Please list all lines of the material below in which the string "these" occurs.

(Stored entries)
◆ ◆ ◆ ◆ ◆ ◆ ◆
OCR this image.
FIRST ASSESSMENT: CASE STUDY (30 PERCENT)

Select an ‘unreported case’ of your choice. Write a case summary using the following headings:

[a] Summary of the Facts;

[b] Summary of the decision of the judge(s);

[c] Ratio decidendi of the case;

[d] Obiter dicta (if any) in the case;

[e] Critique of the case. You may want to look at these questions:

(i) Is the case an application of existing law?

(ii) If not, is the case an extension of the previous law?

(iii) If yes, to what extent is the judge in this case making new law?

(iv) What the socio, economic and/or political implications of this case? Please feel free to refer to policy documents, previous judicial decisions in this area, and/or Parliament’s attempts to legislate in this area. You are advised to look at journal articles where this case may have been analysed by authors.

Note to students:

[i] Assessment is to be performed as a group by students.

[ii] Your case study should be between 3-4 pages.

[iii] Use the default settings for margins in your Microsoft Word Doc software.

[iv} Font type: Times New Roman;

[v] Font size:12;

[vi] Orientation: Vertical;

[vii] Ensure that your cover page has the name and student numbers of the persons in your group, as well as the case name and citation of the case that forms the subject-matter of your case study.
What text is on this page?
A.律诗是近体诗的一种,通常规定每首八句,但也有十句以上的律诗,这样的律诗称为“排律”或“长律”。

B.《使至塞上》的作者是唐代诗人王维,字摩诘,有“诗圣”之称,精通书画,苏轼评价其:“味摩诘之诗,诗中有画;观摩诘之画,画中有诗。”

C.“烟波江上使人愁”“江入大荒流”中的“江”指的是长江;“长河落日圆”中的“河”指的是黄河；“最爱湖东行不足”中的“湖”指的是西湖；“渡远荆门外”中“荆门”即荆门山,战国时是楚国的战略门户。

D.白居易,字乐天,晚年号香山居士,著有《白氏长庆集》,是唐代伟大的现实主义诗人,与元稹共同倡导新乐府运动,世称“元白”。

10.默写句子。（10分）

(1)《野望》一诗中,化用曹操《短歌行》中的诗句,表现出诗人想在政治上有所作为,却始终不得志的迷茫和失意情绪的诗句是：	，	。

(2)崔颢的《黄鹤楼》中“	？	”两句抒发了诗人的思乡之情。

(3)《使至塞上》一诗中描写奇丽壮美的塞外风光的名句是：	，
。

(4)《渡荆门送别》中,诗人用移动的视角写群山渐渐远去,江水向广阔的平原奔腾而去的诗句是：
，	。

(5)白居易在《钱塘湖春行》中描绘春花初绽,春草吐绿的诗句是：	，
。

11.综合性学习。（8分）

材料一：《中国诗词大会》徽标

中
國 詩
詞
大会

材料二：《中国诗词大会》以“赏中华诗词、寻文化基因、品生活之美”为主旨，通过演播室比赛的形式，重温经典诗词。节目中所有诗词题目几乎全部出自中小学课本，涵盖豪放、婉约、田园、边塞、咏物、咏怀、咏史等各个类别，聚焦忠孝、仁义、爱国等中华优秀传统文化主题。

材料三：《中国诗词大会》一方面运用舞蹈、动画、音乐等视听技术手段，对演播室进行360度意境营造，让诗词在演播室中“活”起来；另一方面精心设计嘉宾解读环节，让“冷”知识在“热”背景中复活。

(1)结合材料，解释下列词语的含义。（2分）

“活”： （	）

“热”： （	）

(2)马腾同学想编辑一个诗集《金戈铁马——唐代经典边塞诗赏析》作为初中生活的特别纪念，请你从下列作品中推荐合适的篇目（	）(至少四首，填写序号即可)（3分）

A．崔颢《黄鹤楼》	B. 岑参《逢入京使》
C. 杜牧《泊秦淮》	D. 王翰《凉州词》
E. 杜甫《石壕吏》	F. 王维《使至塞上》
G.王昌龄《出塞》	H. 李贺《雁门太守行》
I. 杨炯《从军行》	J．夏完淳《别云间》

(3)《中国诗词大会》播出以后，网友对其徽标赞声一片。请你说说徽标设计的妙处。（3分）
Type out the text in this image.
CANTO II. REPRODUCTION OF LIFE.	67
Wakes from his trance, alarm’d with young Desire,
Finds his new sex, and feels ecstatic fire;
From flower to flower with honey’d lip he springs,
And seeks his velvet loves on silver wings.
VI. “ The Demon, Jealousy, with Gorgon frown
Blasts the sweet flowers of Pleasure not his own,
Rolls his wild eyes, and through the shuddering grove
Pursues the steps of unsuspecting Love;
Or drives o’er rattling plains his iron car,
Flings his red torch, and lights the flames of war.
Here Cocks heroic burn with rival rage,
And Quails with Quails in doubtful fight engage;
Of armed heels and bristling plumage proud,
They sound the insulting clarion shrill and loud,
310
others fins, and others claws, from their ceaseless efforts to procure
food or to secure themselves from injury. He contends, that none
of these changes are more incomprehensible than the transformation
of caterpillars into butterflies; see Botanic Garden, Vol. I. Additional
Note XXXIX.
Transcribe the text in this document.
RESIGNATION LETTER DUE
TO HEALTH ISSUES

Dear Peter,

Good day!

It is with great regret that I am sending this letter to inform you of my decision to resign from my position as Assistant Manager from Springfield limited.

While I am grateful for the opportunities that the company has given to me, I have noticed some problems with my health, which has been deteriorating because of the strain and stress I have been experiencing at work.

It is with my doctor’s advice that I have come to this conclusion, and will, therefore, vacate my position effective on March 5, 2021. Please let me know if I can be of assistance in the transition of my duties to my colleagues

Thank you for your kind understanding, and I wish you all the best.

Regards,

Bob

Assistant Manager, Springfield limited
◆ ◆ ◆ ◆ ◆ ◆ ◆
Correct output
[e] Critique of the case. You may want to look at these questions:
of these changes are more incomprehensible than the transformation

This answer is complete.